▶ _Exercise goal_: Print the entries verbatim, leaving out the images they contain.

▶ _Data records_:
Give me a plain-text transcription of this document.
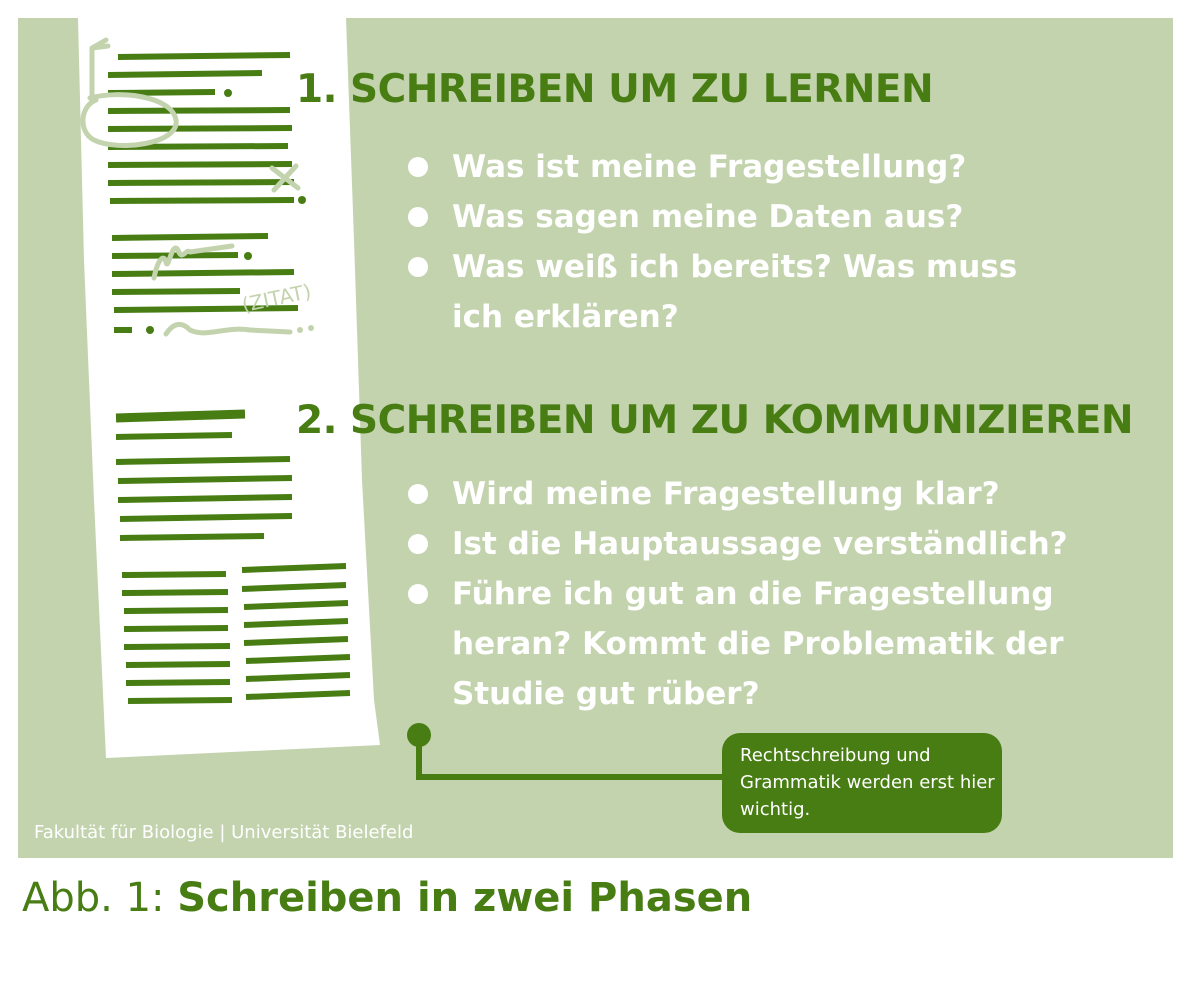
(ZITAT)
1. SCHREIBEN UM ZU LERNEN
Was ist meine Fragestellung?
Was sagen meine Daten aus?
Was weiß ich bereits? Was muss ich erklären?
2. SCHREIBEN UM ZU KOMMUNIZIEREN
Wird meine Fragestellung klar?
Ist die Hauptaussage verständlich?
Führe ich gut an die Fragestellung heran? Kommt die Problematik der Studie gut rüber?
Rechtschreibung und Grammatik werden erst hier wichtig.
Fakultät für Biologie | Universität Bielefeld
Abb. 1: Schreiben in zwei Phasen
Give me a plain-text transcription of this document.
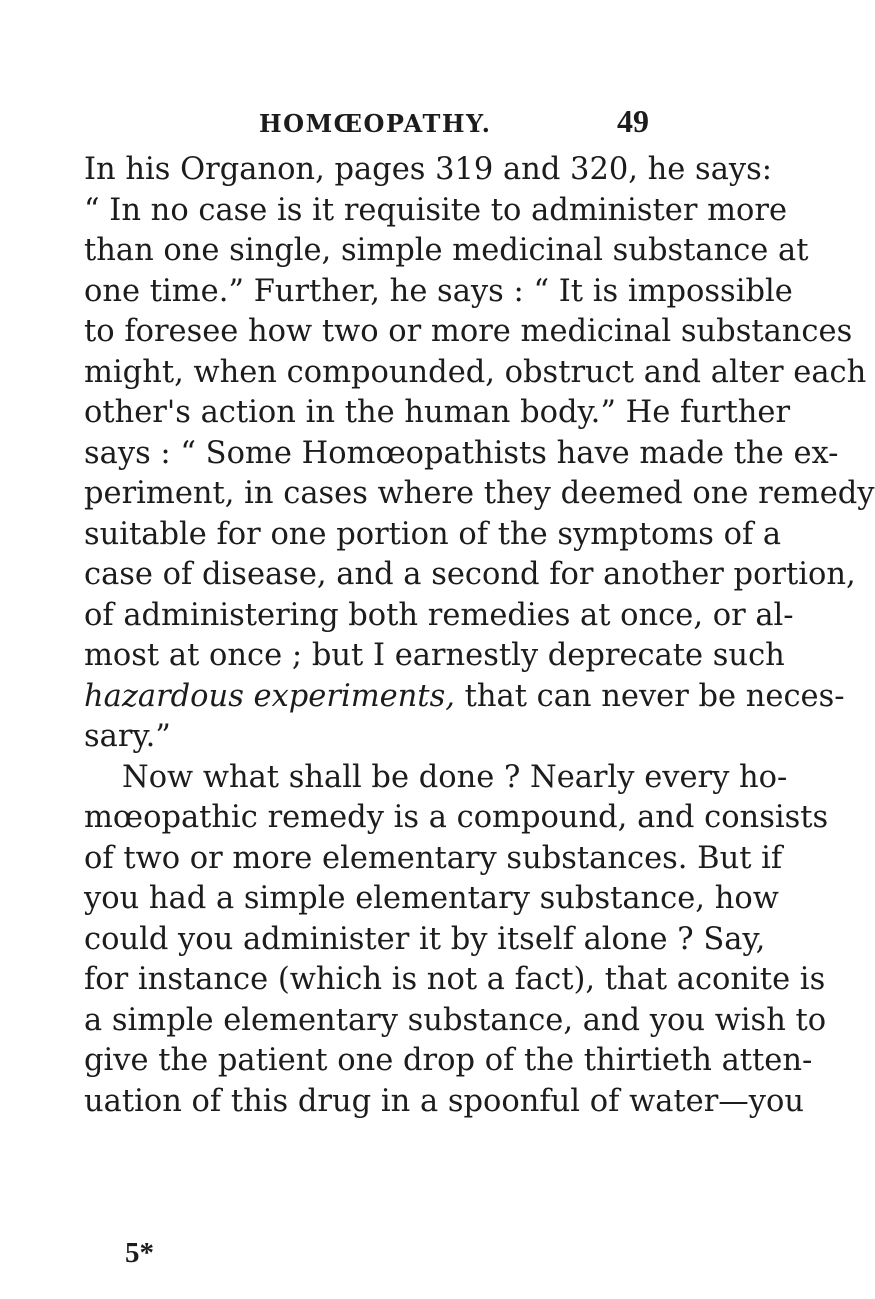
HOMŒOPATHY.	49
In his Organon, pages 319 and 320, he says:
“ In no case is it requisite to administer more
than one single, simple medicinal substance at
one time.” Further, he says : “ It is impossible
to foresee how two or more medicinal substances
might, when compounded, obstruct and alter each
other's action in the human body.” He further
says : “ Some Homœopathists have made the ex-
periment, in cases where they deemed one remedy
suitable for one portion of the symptoms of a
case of disease, and a second for another portion,
of administering both remedies at once, or al-
most at once ; but I earnestly deprecate such
hazardous experiments, that can never be neces-
sary.”
Now what shall be done ? Nearly every ho-
mœopathic remedy is a compound, and consists
of two or more elementary substances. But if
you had a simple elementary substance, how
could you administer it by itself alone ? Say,
for instance (which is not a fact), that aconite is
a simple elementary substance, and you wish to
give the patient one drop of the thirtieth atten-
uation of this drug in a spoonful of water—you
5*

▶ _Exercise result_:
Give me a plain-text transcription of this document.
(ZITAT)
1. SCHREIBEN UM ZU LERNEN
Was ist meine Fragestellung?
Was sagen meine Daten aus?
Was weiß ich bereits? Was muss ich erklären?
2. SCHREIBEN UM ZU KOMMUNIZIEREN
Wird meine Fragestellung klar?
Ist die Hauptaussage verständlich?
Führe ich gut an die Fragestellung heran? Kommt die Problematik der Studie gut rüber?
Rechtschreibung und Grammatik werden erst hier wichtig.
Fakultät für Biologie | Universität Bielefeld
Abb. 1: Schreiben in zwei Phasen
Give me a plain-text transcription of this document.
HOMŒOPATHY.	49
In his Organon, pages 319 and 320, he says:
“ In no case is it requisite to administer more
than one single, simple medicinal substance at
one time.” Further, he says : “ It is impossible
to foresee how two or more medicinal substances
might, when compounded, obstruct and alter each
other's action in the human body.” He further
says : “ Some Homœopathists have made the ex-
periment, in cases where they deemed one remedy
suitable for one portion of the symptoms of a
case of disease, and a second for another portion,
of administering both remedies at once, or al-
most at once ; but I earnestly deprecate such
hazardous experiments, that can never be neces-
sary.”
Now what shall be done ? Nearly every ho-
mœopathic remedy is a compound, and consists
of two or more elementary substances. But if
you had a simple elementary substance, how
could you administer it by itself alone ? Say,
for instance (which is not a fact), that aconite is
a simple elementary substance, and you wish to
give the patient one drop of the thirtieth atten-
uation of this drug in a spoonful of water—you
5*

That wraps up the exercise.